Work to be completed
From the listing below, select every line where the word "الحنفا" appears.

Data extracted from a collection

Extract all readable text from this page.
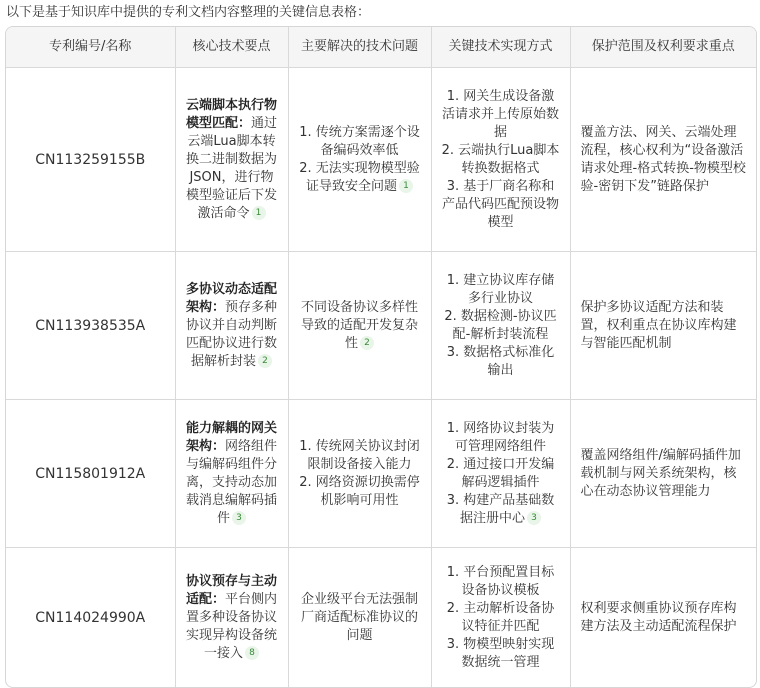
以下是基于知识库中提供的专利文档内容整理的关键信息表格：
专利编号/名称	核心技术要点	主要解决的技术问题	关键技术实现方式	保护范围及权利要求重点
CN113259155B	云端脚本执行物模型匹配：通过云端Lua脚本转换二进制数据为JSON，进行物模型验证后下发激活命令 1	1. 传统方案需逐个设备编码效率低
2. 无法实现物模型验证导致安全问题 1	1. 网关生成设备激活请求并上传原始数据
2. 云端执行Lua脚本转换数据格式
3. 基于厂商名称和产品代码匹配预设物模型	覆盖方法、网关、云端处理流程，核心权利为“设备激活请求处理-格式转换-物模型校验-密钥下发”链路保护
CN113938535A	多协议动态适配架构：预存多种协议并自动判断匹配协议进行数据解析封装 2	不同设备协议多样性导致的适配开发复杂性 2	1. 建立协议库存储多行业协议
2. 数据检测-协议匹配-解析封装流程
3. 数据格式标准化输出	保护多协议适配方法和装置，权利重点在协议库构建与智能匹配机制
CN115801912A	能力解耦的网关架构：网络组件与编解码组件分离，支持动态加载消息编解码插件 3	1. 传统网关协议封闭限制设备接入能力
2. 网络资源切换需停机影响可用性	1. 网络协议封装为可管理网络组件
2. 通过接口开发编解码逻辑插件
3. 构建产品基础数据注册中心 3	覆盖网络组件/编解码插件加载机制与网关系统架构，核心在动态协议管理能力
CN114024990A	协议预存与主动适配：平台侧内置多种设备协议实现异构设备统一接入 8	企业级平台无法强制厂商适配标准协议的问题	1. 平台预配置目标设备协议模板
2. 主动解析设备协议特征并匹配
3. 物模型映射实现数据统一管理	权利要求侧重协议预存库构建方法及主动适配流程保护
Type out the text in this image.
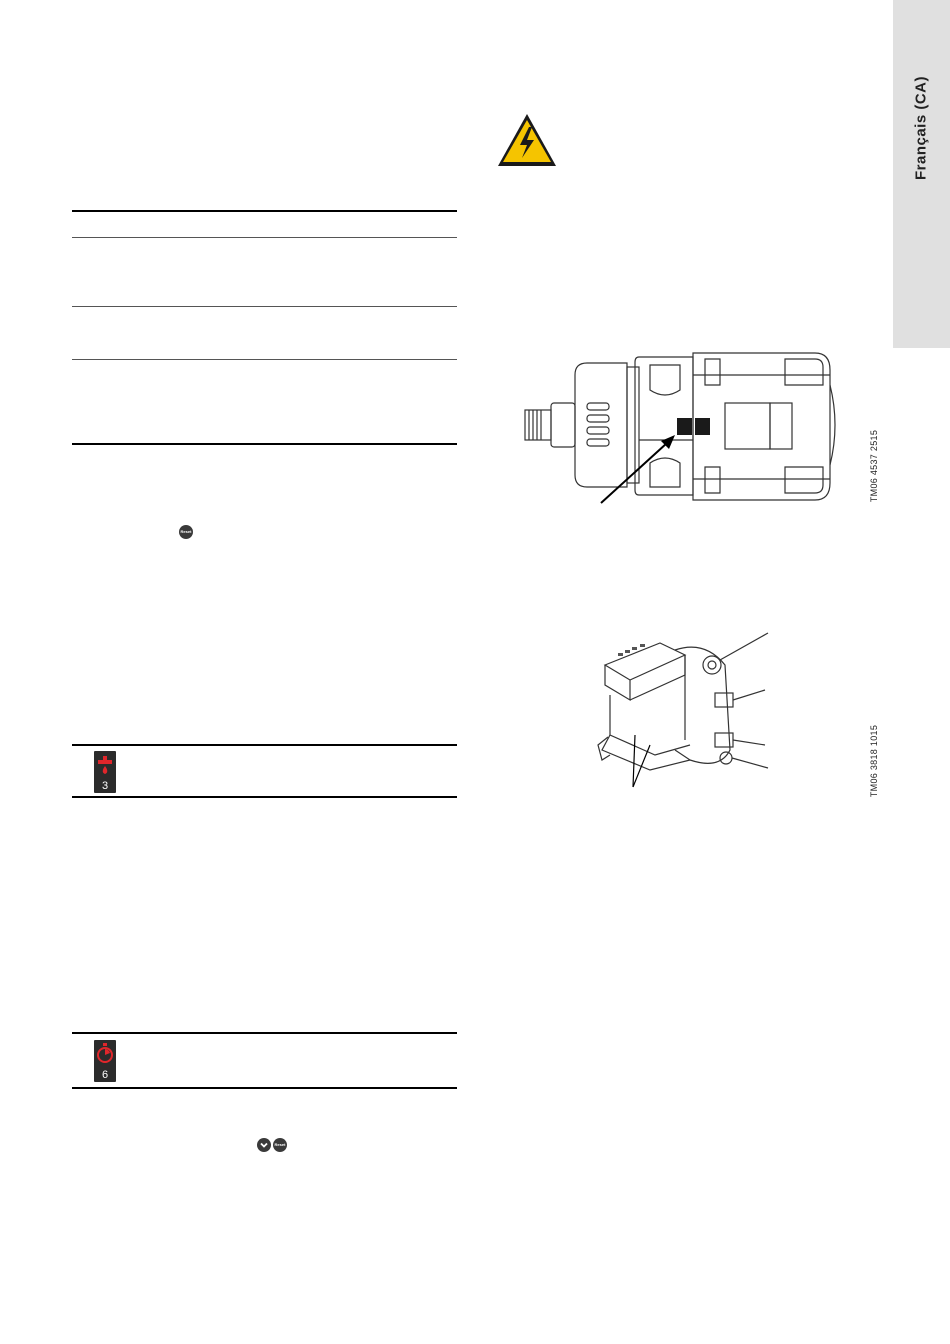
Français (CA)
Reset
3
6
Reset
TM06 4537 2515
TM06 3818 1015
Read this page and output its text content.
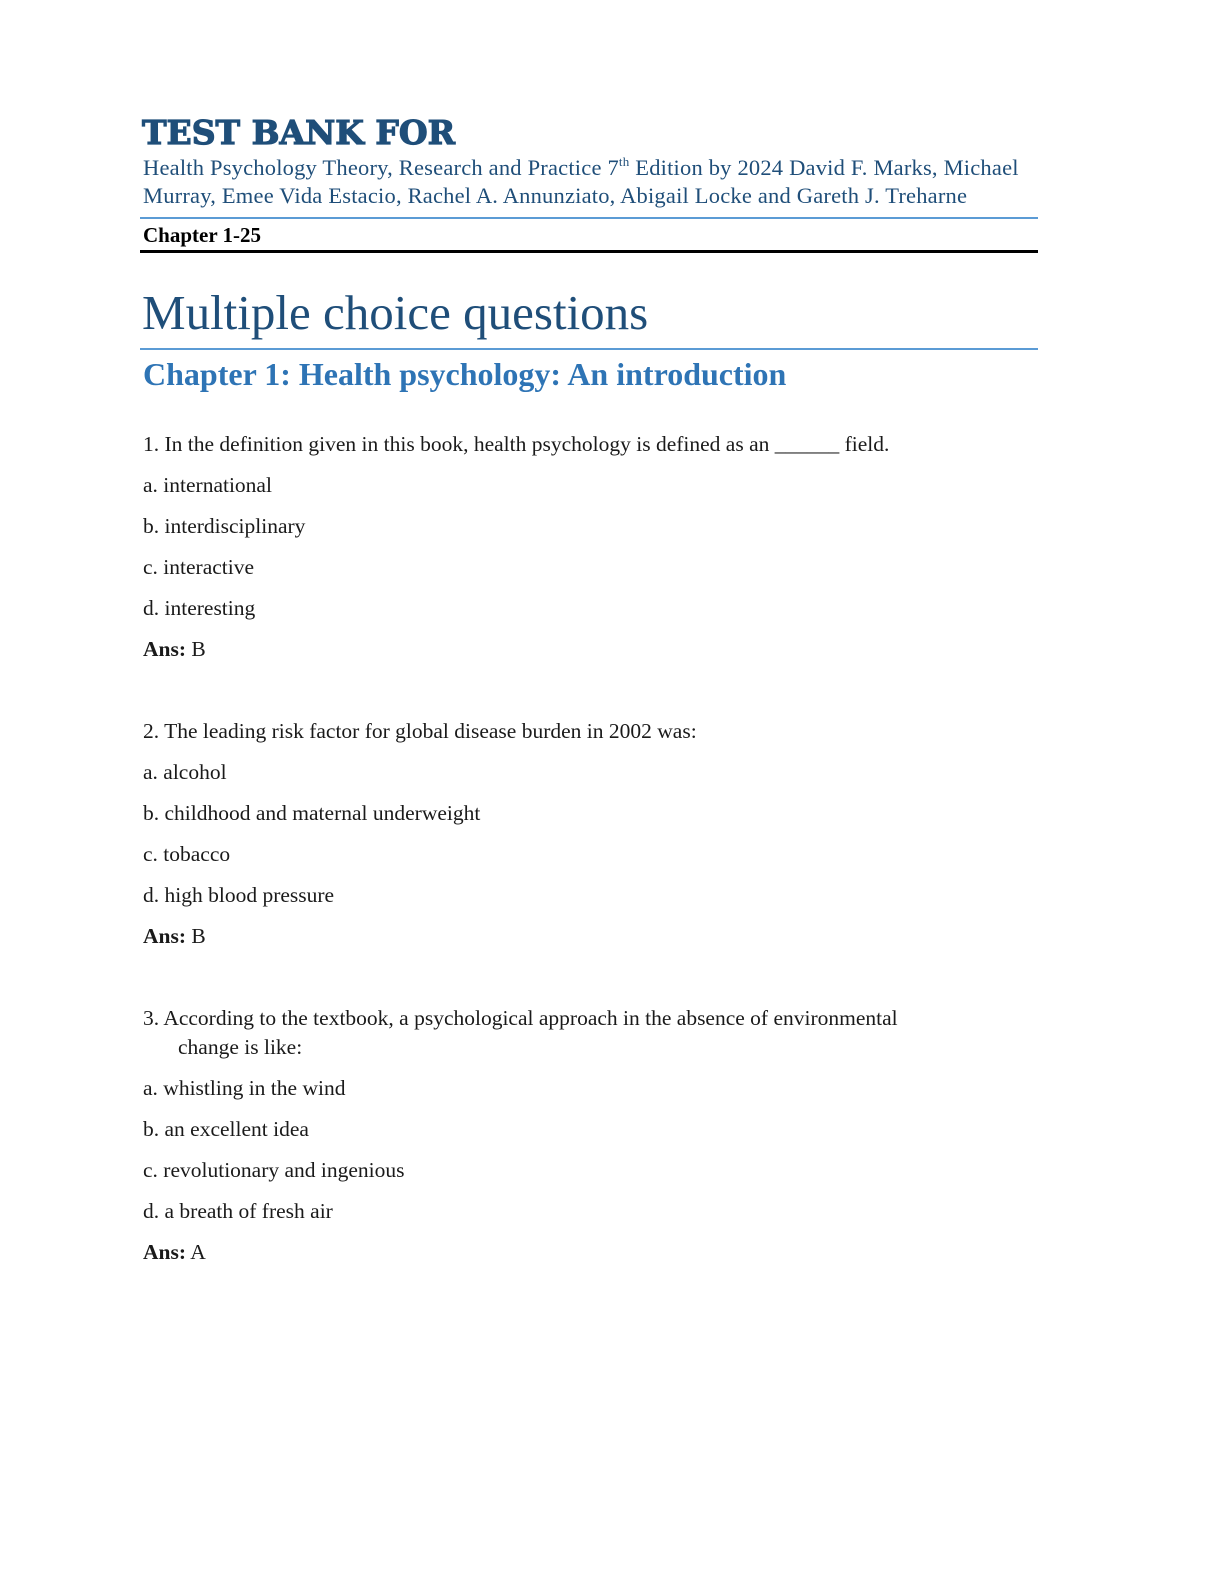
TEST BANK FOR
Health Psychology Theory, Research and Practice 7th Edition by 2024 David F. Marks, Michael Murray, Emee Vida Estacio, Rachel A. Annunziato, Abigail Locke and Gareth J. Treharne
Chapter 1-25
Multiple choice questions
Chapter 1: Health psychology: An introduction

1. In the definition given in this book, health psychology is defined as an ______ field.

a. international

b. interdisciplinary

c. interactive

d. interesting

Ans: B

2. The leading risk factor for global disease burden in 2002 was:

a. alcohol

b. childhood and maternal underweight

c. tobacco

d. high blood pressure

Ans: B

3. According to the textbook, a psychological approach in the absence of environmental
change is like:

a. whistling in the wind

b. an excellent idea

c. revolutionary and ingenious

d. a breath of fresh air

Ans: A
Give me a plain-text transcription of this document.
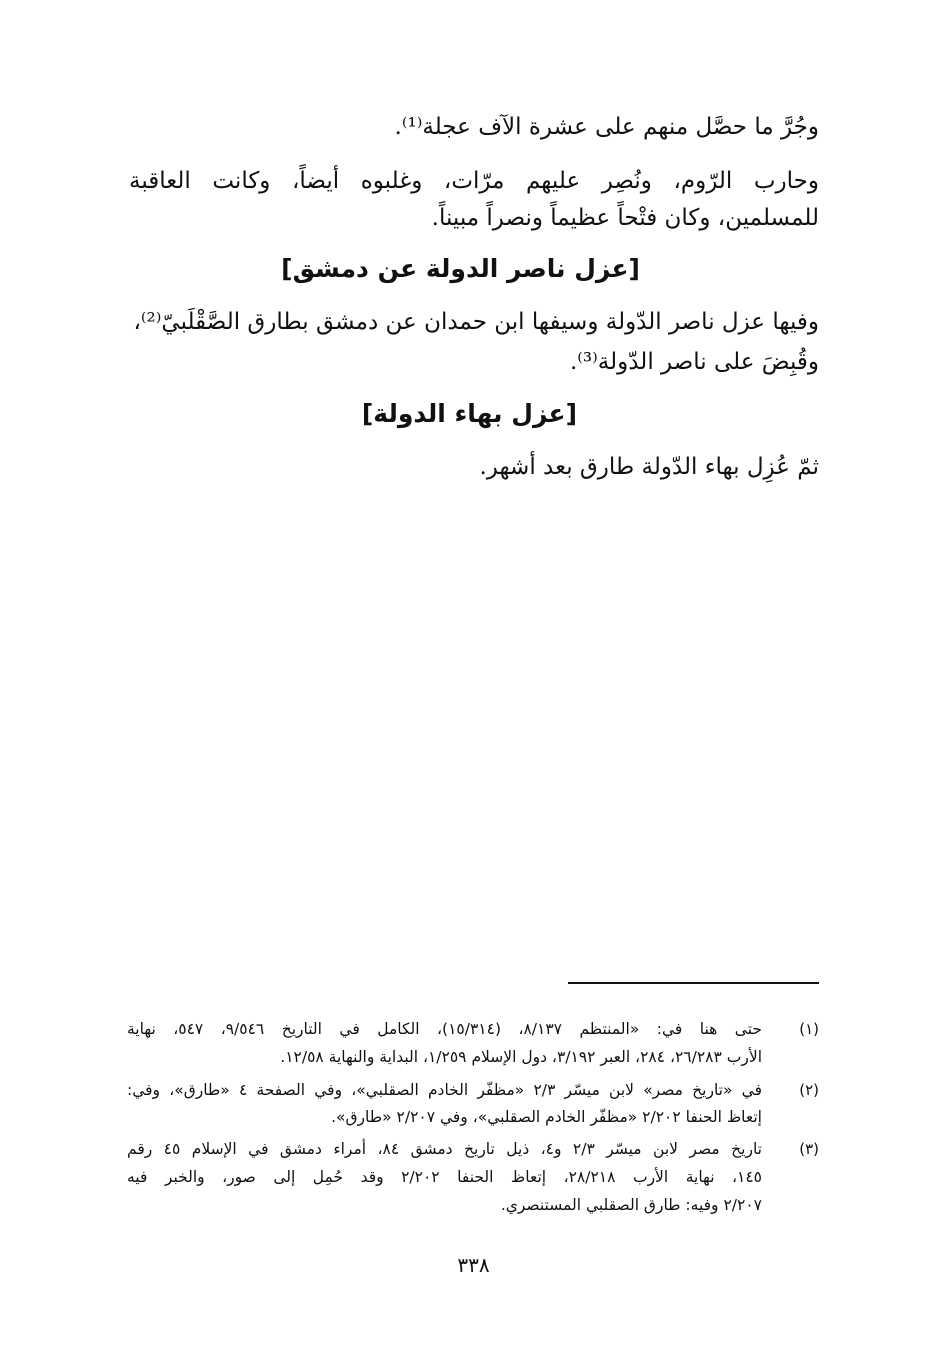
وجُرَّ ما حصَّل منهم على عشرة الآف عجلة⁽¹⁾.
وحارب الرّوم، ونُصِر عليهم مرّات، وغلبوه أيضاً، وكانت العاقبة
للمسلمين، وكان فتْحاً عظيماً ونصراً مبيناً.
[عزل ناصر الدولة عن دمشق]
وفيها عزل ناصر الدّولة وسيفها ابن حمدان عن دمشق بطارق الصَّقْلَبيّ⁽²⁾،
وقُبِضَ على ناصر الدّولة⁽³⁾.
[عزل بهاء الدولة]
ثمّ عُزِل بهاء الدّولة طارق بعد أشهر.
(١)
حتى هنا في: «المنتظم ٨/١٣٧، (١٥/٣١٤)، الكامل في التاريخ ٩/٥٤٦، ٥٤٧، نهاية
الأرب ٢٦/٢٨٣، ٢٨٤، العبر ٣/١٩٢، دول الإسلام ١/٢٥٩، البداية والنهاية ١٢/٥٨.
(٢)
في «تاريخ مصر» لابن ميسّر ٢/٣ «مظفّر الخادم الصقلبي»، وفي الصفحة ٤ «طارق»، وفي:
إتعاظ الحنفا ٢/٢٠٢ «مظفّر الخادم الصقلبي»، وفي ٢/٢٠٧ «طارق».
(٣)
تاريخ مصر لابن ميسّر ٢/٣ و٤، ذيل تاريخ دمشق ٨٤، أمراء دمشق في الإسلام ٤٥ رقم
١٤٥، نهاية الأرب ٢٨/٢١٨، إتعاظ الحنفا ٢/٢٠٢ وقد حُمِل إلى صور، والخبر فيه
٢/٢٠٧ وفيه: طارق الصقلبي المستنصري.
٣٣٨
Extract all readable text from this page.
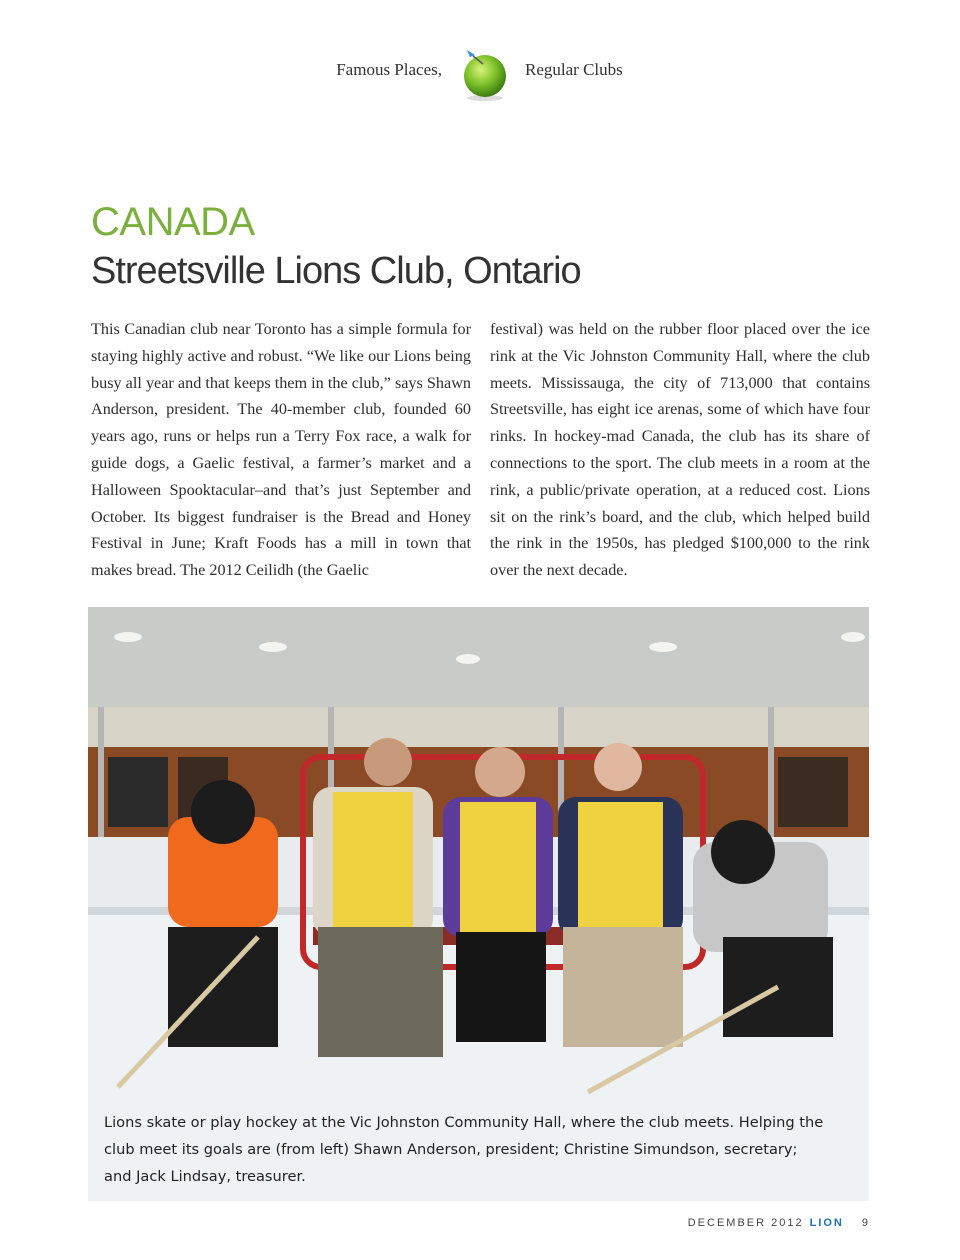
Famous Places,	Regular Clubs
CANADA
Streetsville Lions Club, Ontario
This Canadian club near Toronto has a simple formula for staying highly active and robust. “We like our Lions being busy all year and that keeps them in the club,” says Shawn Anderson, president. The 40-member club, founded 60 years ago, runs or helps run a Terry Fox race, a walk for guide dogs, a Gaelic festival, a farmer’s market and a Halloween Spooktacular–and that’s just September and October. Its biggest fundraiser is the Bread and Honey Festival in June; Kraft Foods has a mill in town that makes bread. The 2012 Ceilidh (the Gaelic
festival) was held on the rubber floor placed over the ice rink at the Vic Johnston Community Hall, where the club meets. Mississauga, the city of 713,000 that contains Streetsville, has eight ice arenas, some of which have four rinks. In hockey-mad Canada, the club has its share of connections to the sport. The club meets in a room at the rink, a public/private operation, at a reduced cost. Lions sit on the rink’s board, and the club, which helped build the rink in the 1950s, has pledged $100,000 to the rink over the next decade.
Lions skate or play hockey at the Vic Johnston Community Hall, where the club meets. Helping the club meet its goals are (from left) Shawn Anderson, president; Christine Simundson, secretary; and Jack Lindsay, treasurer.
DECEMBER 2012 LION 9
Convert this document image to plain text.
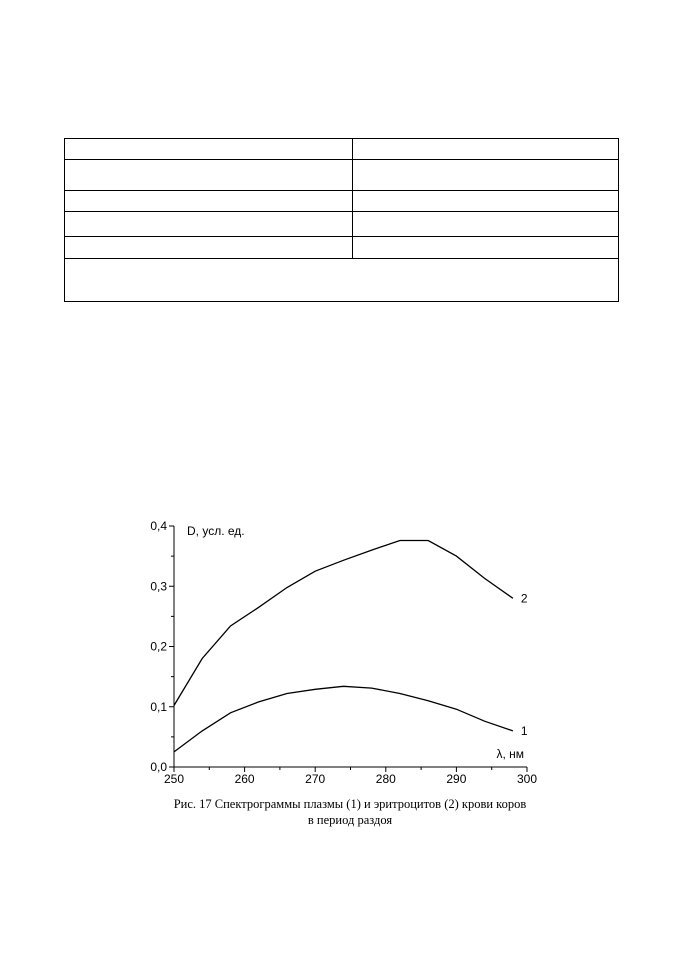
250	260	270	280	290	300
0,0
0,1
0,2
0,3
0,4
1
2
D, усл. ед.
λ, нм
Рис. 17 Спектрограммы плазмы (1) и эритроцитов (2) крови коров
в период раздоя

Result
إتعاظ الحنفا ٢/٢٠٢ «مظفّر الخادم الصقلبي»، وفي ٢/٢٠٧ «طارق».
١٤٥، نهاية الأرب ٢٨/٢١٨، إتعاظ الحنفا ٢/٢٠٢ وقد حُمِل إلى صور، والخبر فيه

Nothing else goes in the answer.